TASK TO CARRY OUT >> The required output is the line containing "Give me the" through the final line of the material below, printed exactly, with no other lines.

Stored data >>
^^^^

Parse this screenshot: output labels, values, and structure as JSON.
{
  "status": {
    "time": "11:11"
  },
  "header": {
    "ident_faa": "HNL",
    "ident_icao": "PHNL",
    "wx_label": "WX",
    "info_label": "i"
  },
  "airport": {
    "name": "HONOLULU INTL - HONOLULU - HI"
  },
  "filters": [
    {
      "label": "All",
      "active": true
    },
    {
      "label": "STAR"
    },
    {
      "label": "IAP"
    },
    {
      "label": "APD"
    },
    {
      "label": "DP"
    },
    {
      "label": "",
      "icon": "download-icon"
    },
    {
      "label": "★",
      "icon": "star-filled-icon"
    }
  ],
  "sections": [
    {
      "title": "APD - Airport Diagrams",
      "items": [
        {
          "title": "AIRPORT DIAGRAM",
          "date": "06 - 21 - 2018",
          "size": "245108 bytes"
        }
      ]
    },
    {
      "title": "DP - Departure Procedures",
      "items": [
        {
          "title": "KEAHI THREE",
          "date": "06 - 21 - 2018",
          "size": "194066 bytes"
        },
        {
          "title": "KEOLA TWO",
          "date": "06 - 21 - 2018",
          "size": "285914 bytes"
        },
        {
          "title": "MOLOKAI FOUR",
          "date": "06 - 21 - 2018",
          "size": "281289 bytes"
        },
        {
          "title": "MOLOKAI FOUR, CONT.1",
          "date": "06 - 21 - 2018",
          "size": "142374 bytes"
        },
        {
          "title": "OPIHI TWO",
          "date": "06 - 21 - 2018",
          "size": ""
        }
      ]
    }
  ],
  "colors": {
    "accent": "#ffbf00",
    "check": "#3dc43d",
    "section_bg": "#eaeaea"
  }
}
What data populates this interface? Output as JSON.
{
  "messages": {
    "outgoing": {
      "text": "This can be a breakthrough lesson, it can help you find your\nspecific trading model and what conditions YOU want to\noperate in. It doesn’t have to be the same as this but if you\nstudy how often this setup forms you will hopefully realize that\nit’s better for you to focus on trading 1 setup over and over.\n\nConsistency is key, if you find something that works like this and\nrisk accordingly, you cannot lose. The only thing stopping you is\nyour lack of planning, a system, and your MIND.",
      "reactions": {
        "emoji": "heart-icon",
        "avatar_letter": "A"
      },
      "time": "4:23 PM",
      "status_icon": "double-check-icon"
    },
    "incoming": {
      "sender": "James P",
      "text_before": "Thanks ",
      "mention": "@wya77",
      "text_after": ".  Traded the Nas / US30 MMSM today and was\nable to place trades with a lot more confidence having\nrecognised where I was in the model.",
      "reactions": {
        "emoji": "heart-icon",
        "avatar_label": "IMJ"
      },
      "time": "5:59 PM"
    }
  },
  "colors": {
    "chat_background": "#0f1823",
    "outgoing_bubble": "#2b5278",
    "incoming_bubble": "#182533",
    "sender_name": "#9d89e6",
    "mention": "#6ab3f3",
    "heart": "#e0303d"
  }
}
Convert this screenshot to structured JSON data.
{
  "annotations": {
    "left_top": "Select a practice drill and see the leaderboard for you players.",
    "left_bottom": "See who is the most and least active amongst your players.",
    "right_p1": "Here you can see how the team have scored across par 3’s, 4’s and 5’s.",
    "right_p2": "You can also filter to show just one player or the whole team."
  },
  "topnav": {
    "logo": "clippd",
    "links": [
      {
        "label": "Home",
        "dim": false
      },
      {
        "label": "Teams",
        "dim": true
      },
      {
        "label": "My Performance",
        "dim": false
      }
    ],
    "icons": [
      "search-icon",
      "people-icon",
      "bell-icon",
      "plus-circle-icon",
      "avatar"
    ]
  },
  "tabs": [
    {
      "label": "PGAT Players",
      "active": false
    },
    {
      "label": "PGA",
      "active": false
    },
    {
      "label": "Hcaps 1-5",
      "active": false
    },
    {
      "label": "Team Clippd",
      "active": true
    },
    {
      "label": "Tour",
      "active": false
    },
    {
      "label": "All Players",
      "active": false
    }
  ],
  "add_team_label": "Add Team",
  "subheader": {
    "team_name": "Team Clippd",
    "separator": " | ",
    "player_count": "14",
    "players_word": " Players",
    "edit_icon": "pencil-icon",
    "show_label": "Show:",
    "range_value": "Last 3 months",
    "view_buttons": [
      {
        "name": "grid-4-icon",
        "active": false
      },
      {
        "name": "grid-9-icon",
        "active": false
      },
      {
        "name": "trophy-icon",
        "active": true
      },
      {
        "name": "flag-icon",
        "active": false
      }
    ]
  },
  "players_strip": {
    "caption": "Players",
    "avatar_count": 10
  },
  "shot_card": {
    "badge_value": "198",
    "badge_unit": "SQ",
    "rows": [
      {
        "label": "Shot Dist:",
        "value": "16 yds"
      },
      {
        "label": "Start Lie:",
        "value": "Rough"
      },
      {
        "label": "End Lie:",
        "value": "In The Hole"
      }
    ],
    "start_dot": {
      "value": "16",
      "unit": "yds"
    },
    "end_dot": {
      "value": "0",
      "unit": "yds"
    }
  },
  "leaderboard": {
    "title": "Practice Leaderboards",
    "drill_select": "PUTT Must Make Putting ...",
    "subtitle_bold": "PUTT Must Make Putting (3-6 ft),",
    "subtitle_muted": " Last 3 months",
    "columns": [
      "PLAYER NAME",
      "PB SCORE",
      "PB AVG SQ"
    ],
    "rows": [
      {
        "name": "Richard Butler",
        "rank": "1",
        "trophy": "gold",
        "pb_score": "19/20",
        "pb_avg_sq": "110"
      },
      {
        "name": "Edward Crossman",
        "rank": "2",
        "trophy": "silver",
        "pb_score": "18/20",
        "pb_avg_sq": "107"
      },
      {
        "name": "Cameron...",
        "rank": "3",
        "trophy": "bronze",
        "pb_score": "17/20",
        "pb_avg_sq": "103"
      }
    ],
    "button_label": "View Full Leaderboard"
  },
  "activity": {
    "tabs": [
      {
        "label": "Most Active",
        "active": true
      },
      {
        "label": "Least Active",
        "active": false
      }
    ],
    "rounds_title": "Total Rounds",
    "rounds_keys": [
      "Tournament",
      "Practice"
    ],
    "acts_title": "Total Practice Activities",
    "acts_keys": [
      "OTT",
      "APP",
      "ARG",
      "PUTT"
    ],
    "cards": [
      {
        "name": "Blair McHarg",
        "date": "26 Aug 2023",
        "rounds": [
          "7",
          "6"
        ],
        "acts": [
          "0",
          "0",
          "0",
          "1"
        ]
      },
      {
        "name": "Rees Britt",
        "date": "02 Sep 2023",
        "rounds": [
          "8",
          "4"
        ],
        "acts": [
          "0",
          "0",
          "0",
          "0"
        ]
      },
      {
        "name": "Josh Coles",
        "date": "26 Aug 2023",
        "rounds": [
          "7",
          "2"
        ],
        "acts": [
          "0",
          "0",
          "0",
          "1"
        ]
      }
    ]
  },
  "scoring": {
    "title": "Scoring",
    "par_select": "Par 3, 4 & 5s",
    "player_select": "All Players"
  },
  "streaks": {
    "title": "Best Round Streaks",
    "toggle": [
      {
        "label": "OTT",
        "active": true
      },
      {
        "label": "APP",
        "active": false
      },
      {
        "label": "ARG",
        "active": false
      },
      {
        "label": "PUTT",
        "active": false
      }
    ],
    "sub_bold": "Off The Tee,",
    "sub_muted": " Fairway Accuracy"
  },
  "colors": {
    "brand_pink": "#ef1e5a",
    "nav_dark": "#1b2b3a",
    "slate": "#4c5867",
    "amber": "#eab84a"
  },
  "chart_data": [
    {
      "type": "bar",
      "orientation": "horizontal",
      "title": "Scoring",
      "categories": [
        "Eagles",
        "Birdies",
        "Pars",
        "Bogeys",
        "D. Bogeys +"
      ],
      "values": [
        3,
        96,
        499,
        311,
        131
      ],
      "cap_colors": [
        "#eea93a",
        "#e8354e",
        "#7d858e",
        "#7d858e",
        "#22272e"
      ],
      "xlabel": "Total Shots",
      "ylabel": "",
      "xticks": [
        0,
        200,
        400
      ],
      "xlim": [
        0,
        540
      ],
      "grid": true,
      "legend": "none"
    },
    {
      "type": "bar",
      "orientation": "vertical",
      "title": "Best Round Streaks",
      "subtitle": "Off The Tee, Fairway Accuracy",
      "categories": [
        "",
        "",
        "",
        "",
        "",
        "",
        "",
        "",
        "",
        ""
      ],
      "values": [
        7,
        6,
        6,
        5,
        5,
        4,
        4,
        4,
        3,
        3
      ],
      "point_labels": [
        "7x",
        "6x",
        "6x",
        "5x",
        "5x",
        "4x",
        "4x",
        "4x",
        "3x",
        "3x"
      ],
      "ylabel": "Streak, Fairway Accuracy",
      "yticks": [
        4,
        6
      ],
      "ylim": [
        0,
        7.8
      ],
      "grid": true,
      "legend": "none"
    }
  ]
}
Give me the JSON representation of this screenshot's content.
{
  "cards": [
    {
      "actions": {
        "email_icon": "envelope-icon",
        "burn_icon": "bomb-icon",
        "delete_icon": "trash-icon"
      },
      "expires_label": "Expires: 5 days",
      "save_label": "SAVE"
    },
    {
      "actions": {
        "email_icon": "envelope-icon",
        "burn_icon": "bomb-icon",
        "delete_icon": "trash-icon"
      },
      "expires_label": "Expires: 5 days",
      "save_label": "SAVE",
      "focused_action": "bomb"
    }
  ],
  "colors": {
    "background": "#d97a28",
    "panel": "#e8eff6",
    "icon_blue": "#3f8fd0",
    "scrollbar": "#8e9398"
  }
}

^^^^

EXERCISE ANSWER >>
Give me the JSON representation of this screenshot's content.
{
  "cards": [
    {
      "actions": {
        "email_icon": "envelope-icon",
        "burn_icon": "bomb-icon",
        "delete_icon": "trash-icon"
      },
      "expires_label": "Expires: 5 days",
      "save_label": "SAVE"
    },
    {
      "actions": {
        "email_icon": "envelope-icon",
        "burn_icon": "bomb-icon",
        "delete_icon": "trash-icon"
      },
      "expires_label": "Expires: 5 days",
      "save_label": "SAVE",
      "focused_action": "bomb"
    }
  ],
  "colors": {
    "background": "#d97a28",
    "panel": "#e8eff6",
    "icon_blue": "#3f8fd0",
    "scrollbar": "#8e9398"
  }
}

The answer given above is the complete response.